— TASK INPUTS —
## Begin

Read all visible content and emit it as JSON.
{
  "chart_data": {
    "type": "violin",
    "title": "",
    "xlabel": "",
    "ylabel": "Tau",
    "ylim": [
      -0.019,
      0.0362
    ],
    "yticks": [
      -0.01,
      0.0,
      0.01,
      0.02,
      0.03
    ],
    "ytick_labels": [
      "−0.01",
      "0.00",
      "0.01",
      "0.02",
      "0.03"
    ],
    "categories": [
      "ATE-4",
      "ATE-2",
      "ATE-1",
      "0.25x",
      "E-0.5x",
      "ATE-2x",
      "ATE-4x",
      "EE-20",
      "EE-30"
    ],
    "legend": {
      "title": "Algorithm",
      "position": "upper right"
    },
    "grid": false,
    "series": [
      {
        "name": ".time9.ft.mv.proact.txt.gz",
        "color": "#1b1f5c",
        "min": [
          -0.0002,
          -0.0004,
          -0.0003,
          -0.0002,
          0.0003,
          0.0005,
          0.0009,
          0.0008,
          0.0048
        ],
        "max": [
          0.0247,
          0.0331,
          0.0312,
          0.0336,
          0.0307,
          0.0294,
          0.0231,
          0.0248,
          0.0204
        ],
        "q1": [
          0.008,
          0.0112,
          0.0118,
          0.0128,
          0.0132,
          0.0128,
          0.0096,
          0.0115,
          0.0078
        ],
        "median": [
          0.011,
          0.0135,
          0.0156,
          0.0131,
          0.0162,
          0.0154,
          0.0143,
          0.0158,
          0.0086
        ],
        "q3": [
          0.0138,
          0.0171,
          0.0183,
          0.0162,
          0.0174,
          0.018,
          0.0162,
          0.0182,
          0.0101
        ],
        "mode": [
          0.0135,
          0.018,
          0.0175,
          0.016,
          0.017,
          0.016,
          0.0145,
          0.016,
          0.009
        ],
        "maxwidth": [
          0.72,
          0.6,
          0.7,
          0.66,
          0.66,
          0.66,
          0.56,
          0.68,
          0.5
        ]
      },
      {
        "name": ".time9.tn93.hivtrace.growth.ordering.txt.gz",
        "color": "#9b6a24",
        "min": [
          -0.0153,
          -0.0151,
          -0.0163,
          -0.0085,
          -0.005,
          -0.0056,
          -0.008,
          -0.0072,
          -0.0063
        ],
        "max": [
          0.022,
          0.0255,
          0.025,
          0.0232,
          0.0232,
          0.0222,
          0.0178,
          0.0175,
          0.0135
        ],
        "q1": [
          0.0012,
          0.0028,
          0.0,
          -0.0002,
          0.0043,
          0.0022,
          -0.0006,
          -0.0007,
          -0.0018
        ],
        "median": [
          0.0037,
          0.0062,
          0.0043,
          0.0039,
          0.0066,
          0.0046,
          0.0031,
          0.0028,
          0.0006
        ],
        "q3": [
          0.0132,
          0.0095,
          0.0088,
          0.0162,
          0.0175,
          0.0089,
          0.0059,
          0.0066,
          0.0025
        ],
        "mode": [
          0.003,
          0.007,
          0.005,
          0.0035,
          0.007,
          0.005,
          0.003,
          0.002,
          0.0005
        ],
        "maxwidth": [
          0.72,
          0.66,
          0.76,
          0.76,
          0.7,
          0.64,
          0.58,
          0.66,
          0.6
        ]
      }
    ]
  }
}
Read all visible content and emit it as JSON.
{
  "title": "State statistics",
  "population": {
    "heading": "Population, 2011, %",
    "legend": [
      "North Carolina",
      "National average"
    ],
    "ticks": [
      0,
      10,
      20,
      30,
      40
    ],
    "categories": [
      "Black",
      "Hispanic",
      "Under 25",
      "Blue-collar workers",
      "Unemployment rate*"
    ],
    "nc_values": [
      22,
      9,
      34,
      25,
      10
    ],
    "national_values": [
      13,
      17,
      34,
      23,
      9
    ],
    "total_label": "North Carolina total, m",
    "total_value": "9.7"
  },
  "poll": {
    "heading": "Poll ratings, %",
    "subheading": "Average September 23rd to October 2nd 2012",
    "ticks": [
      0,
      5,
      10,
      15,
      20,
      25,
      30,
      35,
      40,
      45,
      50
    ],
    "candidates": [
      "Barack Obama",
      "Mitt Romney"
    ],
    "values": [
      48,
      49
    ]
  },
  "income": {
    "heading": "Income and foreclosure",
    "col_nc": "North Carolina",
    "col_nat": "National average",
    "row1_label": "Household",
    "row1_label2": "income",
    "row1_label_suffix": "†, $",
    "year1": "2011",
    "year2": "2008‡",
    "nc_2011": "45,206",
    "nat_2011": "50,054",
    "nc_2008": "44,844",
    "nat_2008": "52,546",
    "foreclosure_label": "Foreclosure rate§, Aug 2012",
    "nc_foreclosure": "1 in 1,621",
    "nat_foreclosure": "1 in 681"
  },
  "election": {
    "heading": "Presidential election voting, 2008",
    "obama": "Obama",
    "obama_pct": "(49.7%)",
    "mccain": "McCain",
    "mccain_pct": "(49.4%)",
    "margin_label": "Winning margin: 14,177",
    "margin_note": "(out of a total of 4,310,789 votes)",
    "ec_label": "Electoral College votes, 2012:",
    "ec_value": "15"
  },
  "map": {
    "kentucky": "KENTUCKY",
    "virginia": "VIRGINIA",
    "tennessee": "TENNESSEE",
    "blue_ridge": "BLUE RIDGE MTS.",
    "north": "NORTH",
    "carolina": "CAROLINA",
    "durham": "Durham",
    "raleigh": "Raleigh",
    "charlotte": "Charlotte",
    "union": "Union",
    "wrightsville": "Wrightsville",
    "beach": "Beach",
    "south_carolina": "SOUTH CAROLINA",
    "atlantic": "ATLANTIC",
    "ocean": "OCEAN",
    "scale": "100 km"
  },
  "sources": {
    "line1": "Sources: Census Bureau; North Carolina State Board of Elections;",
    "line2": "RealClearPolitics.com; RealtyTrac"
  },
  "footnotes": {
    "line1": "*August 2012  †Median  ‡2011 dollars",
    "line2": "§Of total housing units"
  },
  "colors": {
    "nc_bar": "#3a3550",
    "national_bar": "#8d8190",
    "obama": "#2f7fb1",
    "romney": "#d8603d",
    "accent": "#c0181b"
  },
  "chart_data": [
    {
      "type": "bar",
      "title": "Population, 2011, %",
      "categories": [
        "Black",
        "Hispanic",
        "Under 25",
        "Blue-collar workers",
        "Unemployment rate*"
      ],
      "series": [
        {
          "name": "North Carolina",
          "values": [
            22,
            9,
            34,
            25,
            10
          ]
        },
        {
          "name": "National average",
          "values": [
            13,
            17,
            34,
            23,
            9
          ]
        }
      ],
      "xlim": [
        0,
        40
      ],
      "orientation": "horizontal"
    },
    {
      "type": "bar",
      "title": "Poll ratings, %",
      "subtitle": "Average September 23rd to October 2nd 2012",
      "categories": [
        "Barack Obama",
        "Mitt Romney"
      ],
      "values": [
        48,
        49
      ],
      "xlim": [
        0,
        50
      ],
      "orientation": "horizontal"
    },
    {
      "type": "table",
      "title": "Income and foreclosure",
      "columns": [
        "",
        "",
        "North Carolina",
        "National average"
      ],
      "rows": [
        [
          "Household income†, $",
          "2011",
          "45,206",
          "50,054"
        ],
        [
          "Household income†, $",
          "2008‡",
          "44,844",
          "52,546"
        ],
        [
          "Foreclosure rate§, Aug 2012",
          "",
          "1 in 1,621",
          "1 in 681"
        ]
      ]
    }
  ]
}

## End

— WHAT THE EXERCISE ASKS —
Your task is to retype all of the records exactly.

— THE SOLUTION —
Read all visible content and emit it as JSON.
{
  "chart_data": {
    "type": "violin",
    "title": "",
    "xlabel": "",
    "ylabel": "Tau",
    "ylim": [
      -0.019,
      0.0362
    ],
    "yticks": [
      -0.01,
      0.0,
      0.01,
      0.02,
      0.03
    ],
    "ytick_labels": [
      "−0.01",
      "0.00",
      "0.01",
      "0.02",
      "0.03"
    ],
    "categories": [
      "ATE-4",
      "ATE-2",
      "ATE-1",
      "0.25x",
      "E-0.5x",
      "ATE-2x",
      "ATE-4x",
      "EE-20",
      "EE-30"
    ],
    "legend": {
      "title": "Algorithm",
      "position": "upper right"
    },
    "grid": false,
    "series": [
      {
        "name": ".time9.ft.mv.proact.txt.gz",
        "color": "#1b1f5c",
        "min": [
          -0.0002,
          -0.0004,
          -0.0003,
          -0.0002,
          0.0003,
          0.0005,
          0.0009,
          0.0008,
          0.0048
        ],
        "max": [
          0.0247,
          0.0331,
          0.0312,
          0.0336,
          0.0307,
          0.0294,
          0.0231,
          0.0248,
          0.0204
        ],
        "q1": [
          0.008,
          0.0112,
          0.0118,
          0.0128,
          0.0132,
          0.0128,
          0.0096,
          0.0115,
          0.0078
        ],
        "median": [
          0.011,
          0.0135,
          0.0156,
          0.0131,
          0.0162,
          0.0154,
          0.0143,
          0.0158,
          0.0086
        ],
        "q3": [
          0.0138,
          0.0171,
          0.0183,
          0.0162,
          0.0174,
          0.018,
          0.0162,
          0.0182,
          0.0101
        ],
        "mode": [
          0.0135,
          0.018,
          0.0175,
          0.016,
          0.017,
          0.016,
          0.0145,
          0.016,
          0.009
        ],
        "maxwidth": [
          0.72,
          0.6,
          0.7,
          0.66,
          0.66,
          0.66,
          0.56,
          0.68,
          0.5
        ]
      },
      {
        "name": ".time9.tn93.hivtrace.growth.ordering.txt.gz",
        "color": "#9b6a24",
        "min": [
          -0.0153,
          -0.0151,
          -0.0163,
          -0.0085,
          -0.005,
          -0.0056,
          -0.008,
          -0.0072,
          -0.0063
        ],
        "max": [
          0.022,
          0.0255,
          0.025,
          0.0232,
          0.0232,
          0.0222,
          0.0178,
          0.0175,
          0.0135
        ],
        "q1": [
          0.0012,
          0.0028,
          0.0,
          -0.0002,
          0.0043,
          0.0022,
          -0.0006,
          -0.0007,
          -0.0018
        ],
        "median": [
          0.0037,
          0.0062,
          0.0043,
          0.0039,
          0.0066,
          0.0046,
          0.0031,
          0.0028,
          0.0006
        ],
        "q3": [
          0.0132,
          0.0095,
          0.0088,
          0.0162,
          0.0175,
          0.0089,
          0.0059,
          0.0066,
          0.0025
        ],
        "mode": [
          0.003,
          0.007,
          0.005,
          0.0035,
          0.007,
          0.005,
          0.003,
          0.002,
          0.0005
        ],
        "maxwidth": [
          0.72,
          0.66,
          0.76,
          0.76,
          0.7,
          0.64,
          0.58,
          0.66,
          0.6
        ]
      }
    ]
  }
}
Read all visible content and emit it as JSON.
{
  "title": "State statistics",
  "population": {
    "heading": "Population, 2011, %",
    "legend": [
      "North Carolina",
      "National average"
    ],
    "ticks": [
      0,
      10,
      20,
      30,
      40
    ],
    "categories": [
      "Black",
      "Hispanic",
      "Under 25",
      "Blue-collar workers",
      "Unemployment rate*"
    ],
    "nc_values": [
      22,
      9,
      34,
      25,
      10
    ],
    "national_values": [
      13,
      17,
      34,
      23,
      9
    ],
    "total_label": "North Carolina total, m",
    "total_value": "9.7"
  },
  "poll": {
    "heading": "Poll ratings, %",
    "subheading": "Average September 23rd to October 2nd 2012",
    "ticks": [
      0,
      5,
      10,
      15,
      20,
      25,
      30,
      35,
      40,
      45,
      50
    ],
    "candidates": [
      "Barack Obama",
      "Mitt Romney"
    ],
    "values": [
      48,
      49
    ]
  },
  "income": {
    "heading": "Income and foreclosure",
    "col_nc": "North Carolina",
    "col_nat": "National average",
    "row1_label": "Household",
    "row1_label2": "income",
    "row1_label_suffix": "†, $",
    "year1": "2011",
    "year2": "2008‡",
    "nc_2011": "45,206",
    "nat_2011": "50,054",
    "nc_2008": "44,844",
    "nat_2008": "52,546",
    "foreclosure_label": "Foreclosure rate§, Aug 2012",
    "nc_foreclosure": "1 in 1,621",
    "nat_foreclosure": "1 in 681"
  },
  "election": {
    "heading": "Presidential election voting, 2008",
    "obama": "Obama",
    "obama_pct": "(49.7%)",
    "mccain": "McCain",
    "mccain_pct": "(49.4%)",
    "margin_label": "Winning margin: 14,177",
    "margin_note": "(out of a total of 4,310,789 votes)",
    "ec_label": "Electoral College votes, 2012:",
    "ec_value": "15"
  },
  "map": {
    "kentucky": "KENTUCKY",
    "virginia": "VIRGINIA",
    "tennessee": "TENNESSEE",
    "blue_ridge": "BLUE RIDGE MTS.",
    "north": "NORTH",
    "carolina": "CAROLINA",
    "durham": "Durham",
    "raleigh": "Raleigh",
    "charlotte": "Charlotte",
    "union": "Union",
    "wrightsville": "Wrightsville",
    "beach": "Beach",
    "south_carolina": "SOUTH CAROLINA",
    "atlantic": "ATLANTIC",
    "ocean": "OCEAN",
    "scale": "100 km"
  },
  "sources": {
    "line1": "Sources: Census Bureau; North Carolina State Board of Elections;",
    "line2": "RealClearPolitics.com; RealtyTrac"
  },
  "footnotes": {
    "line1": "*August 2012  †Median  ‡2011 dollars",
    "line2": "§Of total housing units"
  },
  "colors": {
    "nc_bar": "#3a3550",
    "national_bar": "#8d8190",
    "obama": "#2f7fb1",
    "romney": "#d8603d",
    "accent": "#c0181b"
  },
  "chart_data": [
    {
      "type": "bar",
      "title": "Population, 2011, %",
      "categories": [
        "Black",
        "Hispanic",
        "Under 25",
        "Blue-collar workers",
        "Unemployment rate*"
      ],
      "series": [
        {
          "name": "North Carolina",
          "values": [
            22,
            9,
            34,
            25,
            10
          ]
        },
        {
          "name": "National average",
          "values": [
            13,
            17,
            34,
            23,
            9
          ]
        }
      ],
      "xlim": [
        0,
        40
      ],
      "orientation": "horizontal"
    },
    {
      "type": "bar",
      "title": "Poll ratings, %",
      "subtitle": "Average September 23rd to October 2nd 2012",
      "categories": [
        "Barack Obama",
        "Mitt Romney"
      ],
      "values": [
        48,
        49
      ],
      "xlim": [
        0,
        50
      ],
      "orientation": "horizontal"
    },
    {
      "type": "table",
      "title": "Income and foreclosure",
      "columns": [
        "",
        "",
        "North Carolina",
        "National average"
      ],
      "rows": [
        [
          "Household income†, $",
          "2011",
          "45,206",
          "50,054"
        ],
        [
          "Household income†, $",
          "2008‡",
          "44,844",
          "52,546"
        ],
        [
          "Foreclosure rate§, Aug 2012",
          "",
          "1 in 1,621",
          "1 in 681"
        ]
      ]
    }
  ]
}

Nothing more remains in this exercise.